## Stored data
#####

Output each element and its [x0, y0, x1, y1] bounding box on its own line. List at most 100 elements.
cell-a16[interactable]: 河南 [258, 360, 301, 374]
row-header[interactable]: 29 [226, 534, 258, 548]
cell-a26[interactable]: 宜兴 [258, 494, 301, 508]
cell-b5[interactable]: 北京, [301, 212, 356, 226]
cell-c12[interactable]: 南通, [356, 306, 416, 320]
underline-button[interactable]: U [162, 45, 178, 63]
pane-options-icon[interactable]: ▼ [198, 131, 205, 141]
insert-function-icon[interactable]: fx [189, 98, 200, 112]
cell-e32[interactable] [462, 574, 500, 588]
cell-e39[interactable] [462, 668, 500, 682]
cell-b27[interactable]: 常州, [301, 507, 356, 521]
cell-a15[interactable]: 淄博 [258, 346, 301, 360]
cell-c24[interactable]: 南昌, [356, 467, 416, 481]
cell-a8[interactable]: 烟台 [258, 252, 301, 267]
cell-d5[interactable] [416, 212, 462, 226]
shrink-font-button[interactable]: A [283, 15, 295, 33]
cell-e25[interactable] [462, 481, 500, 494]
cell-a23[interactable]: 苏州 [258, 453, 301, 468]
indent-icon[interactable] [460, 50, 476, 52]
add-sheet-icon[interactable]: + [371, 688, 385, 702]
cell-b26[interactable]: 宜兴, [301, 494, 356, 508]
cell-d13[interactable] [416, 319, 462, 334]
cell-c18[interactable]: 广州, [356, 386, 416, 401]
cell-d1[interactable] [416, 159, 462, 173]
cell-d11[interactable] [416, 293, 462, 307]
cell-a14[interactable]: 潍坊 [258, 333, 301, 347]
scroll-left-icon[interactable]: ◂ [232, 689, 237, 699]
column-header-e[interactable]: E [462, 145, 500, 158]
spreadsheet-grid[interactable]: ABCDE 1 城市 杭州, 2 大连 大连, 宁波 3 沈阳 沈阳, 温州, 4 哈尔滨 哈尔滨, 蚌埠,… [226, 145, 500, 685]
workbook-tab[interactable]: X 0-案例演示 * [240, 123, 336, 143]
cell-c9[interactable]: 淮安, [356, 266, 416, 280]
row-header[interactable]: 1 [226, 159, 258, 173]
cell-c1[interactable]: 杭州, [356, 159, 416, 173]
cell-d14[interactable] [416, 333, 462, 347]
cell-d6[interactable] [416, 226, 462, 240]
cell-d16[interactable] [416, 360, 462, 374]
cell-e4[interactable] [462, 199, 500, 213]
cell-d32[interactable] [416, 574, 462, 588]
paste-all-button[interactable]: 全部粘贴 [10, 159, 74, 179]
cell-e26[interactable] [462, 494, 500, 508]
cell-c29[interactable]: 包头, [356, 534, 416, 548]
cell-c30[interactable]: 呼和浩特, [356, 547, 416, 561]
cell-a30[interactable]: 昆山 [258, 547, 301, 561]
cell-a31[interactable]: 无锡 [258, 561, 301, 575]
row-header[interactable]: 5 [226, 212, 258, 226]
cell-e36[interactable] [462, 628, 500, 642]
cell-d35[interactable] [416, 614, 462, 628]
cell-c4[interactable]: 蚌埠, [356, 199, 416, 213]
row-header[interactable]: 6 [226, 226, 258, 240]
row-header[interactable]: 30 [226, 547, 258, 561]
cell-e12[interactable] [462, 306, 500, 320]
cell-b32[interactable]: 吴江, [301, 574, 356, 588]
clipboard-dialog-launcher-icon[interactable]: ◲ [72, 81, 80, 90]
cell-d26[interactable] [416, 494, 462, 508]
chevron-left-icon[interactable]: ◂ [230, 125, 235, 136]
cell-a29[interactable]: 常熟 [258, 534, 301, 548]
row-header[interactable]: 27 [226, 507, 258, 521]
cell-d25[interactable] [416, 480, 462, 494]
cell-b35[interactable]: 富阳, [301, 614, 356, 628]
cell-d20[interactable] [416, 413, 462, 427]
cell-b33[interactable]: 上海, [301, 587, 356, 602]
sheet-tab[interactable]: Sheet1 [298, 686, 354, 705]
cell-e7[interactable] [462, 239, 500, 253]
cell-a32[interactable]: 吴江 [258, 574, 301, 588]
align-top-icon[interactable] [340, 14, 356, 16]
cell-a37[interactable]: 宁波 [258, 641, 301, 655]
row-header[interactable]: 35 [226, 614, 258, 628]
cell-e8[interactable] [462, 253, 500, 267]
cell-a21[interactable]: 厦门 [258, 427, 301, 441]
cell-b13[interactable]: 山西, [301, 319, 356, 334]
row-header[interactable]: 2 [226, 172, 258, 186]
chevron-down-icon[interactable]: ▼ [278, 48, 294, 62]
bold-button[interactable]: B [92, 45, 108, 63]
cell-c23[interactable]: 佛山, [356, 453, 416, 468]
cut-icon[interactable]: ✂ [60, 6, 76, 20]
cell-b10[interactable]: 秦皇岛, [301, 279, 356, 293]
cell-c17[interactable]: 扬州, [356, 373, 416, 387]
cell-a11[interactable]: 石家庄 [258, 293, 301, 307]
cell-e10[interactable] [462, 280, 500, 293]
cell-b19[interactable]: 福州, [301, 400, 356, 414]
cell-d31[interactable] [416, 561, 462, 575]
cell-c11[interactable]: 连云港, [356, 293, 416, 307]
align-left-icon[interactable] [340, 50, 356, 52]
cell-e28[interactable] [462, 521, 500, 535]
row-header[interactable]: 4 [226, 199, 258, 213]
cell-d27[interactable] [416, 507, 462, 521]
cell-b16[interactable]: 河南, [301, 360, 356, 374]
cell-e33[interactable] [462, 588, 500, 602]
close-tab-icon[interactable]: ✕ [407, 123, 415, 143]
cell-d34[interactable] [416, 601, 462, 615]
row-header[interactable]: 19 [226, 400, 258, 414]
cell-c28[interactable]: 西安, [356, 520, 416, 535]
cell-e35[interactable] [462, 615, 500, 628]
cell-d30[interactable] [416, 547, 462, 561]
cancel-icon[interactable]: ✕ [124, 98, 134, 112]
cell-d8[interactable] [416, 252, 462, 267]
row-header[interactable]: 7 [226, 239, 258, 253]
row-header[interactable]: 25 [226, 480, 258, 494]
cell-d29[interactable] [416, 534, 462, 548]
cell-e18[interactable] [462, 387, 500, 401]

#####

Transcribe the stretch of material from its start through the line containing "cell-d32[interactable] [416, 574, 462, 588]", both ends included, reproducing every line without changes.

## Full response
Output each element and its [x0, y0, x1, y1] bounding box on its own line. List at most 100 elements.
cell-a16[interactable]: 河南 [258, 360, 301, 374]
row-header[interactable]: 29 [226, 534, 258, 548]
cell-a26[interactable]: 宜兴 [258, 494, 301, 508]
cell-b5[interactable]: 北京, [301, 212, 356, 226]
cell-c12[interactable]: 南通, [356, 306, 416, 320]
underline-button[interactable]: U [162, 45, 178, 63]
pane-options-icon[interactable]: ▼ [198, 131, 205, 141]
insert-function-icon[interactable]: fx [189, 98, 200, 112]
cell-e32[interactable] [462, 574, 500, 588]
cell-e39[interactable] [462, 668, 500, 682]
cell-b27[interactable]: 常州, [301, 507, 356, 521]
cell-a15[interactable]: 淄博 [258, 346, 301, 360]
cell-c24[interactable]: 南昌, [356, 467, 416, 481]
cell-a8[interactable]: 烟台 [258, 252, 301, 267]
cell-d5[interactable] [416, 212, 462, 226]
shrink-font-button[interactable]: A [283, 15, 295, 33]
cell-e25[interactable] [462, 481, 500, 494]
cell-a23[interactable]: 苏州 [258, 453, 301, 468]
indent-icon[interactable] [460, 50, 476, 52]
add-sheet-icon[interactable]: + [371, 688, 385, 702]
cell-b26[interactable]: 宜兴, [301, 494, 356, 508]
cell-d13[interactable] [416, 319, 462, 334]
cell-c18[interactable]: 广州, [356, 386, 416, 401]
cell-d1[interactable] [416, 159, 462, 173]
cell-d11[interactable] [416, 293, 462, 307]
cell-a14[interactable]: 潍坊 [258, 333, 301, 347]
scroll-left-icon[interactable]: ◂ [232, 689, 237, 699]
column-header-e[interactable]: E [462, 145, 500, 158]
spreadsheet-grid[interactable]: ABCDE 1 城市 杭州, 2 大连 大连, 宁波 3 沈阳 沈阳, 温州, 4 哈尔滨 哈尔滨, 蚌埠,… [226, 145, 500, 685]
workbook-tab[interactable]: X 0-案例演示 * [240, 123, 336, 143]
cell-c9[interactable]: 淮安, [356, 266, 416, 280]
row-header[interactable]: 1 [226, 159, 258, 173]
cell-c1[interactable]: 杭州, [356, 159, 416, 173]
cell-d14[interactable] [416, 333, 462, 347]
cell-d6[interactable] [416, 226, 462, 240]
cell-d16[interactable] [416, 360, 462, 374]
cell-e4[interactable] [462, 199, 500, 213]
cell-d32[interactable] [416, 574, 462, 588]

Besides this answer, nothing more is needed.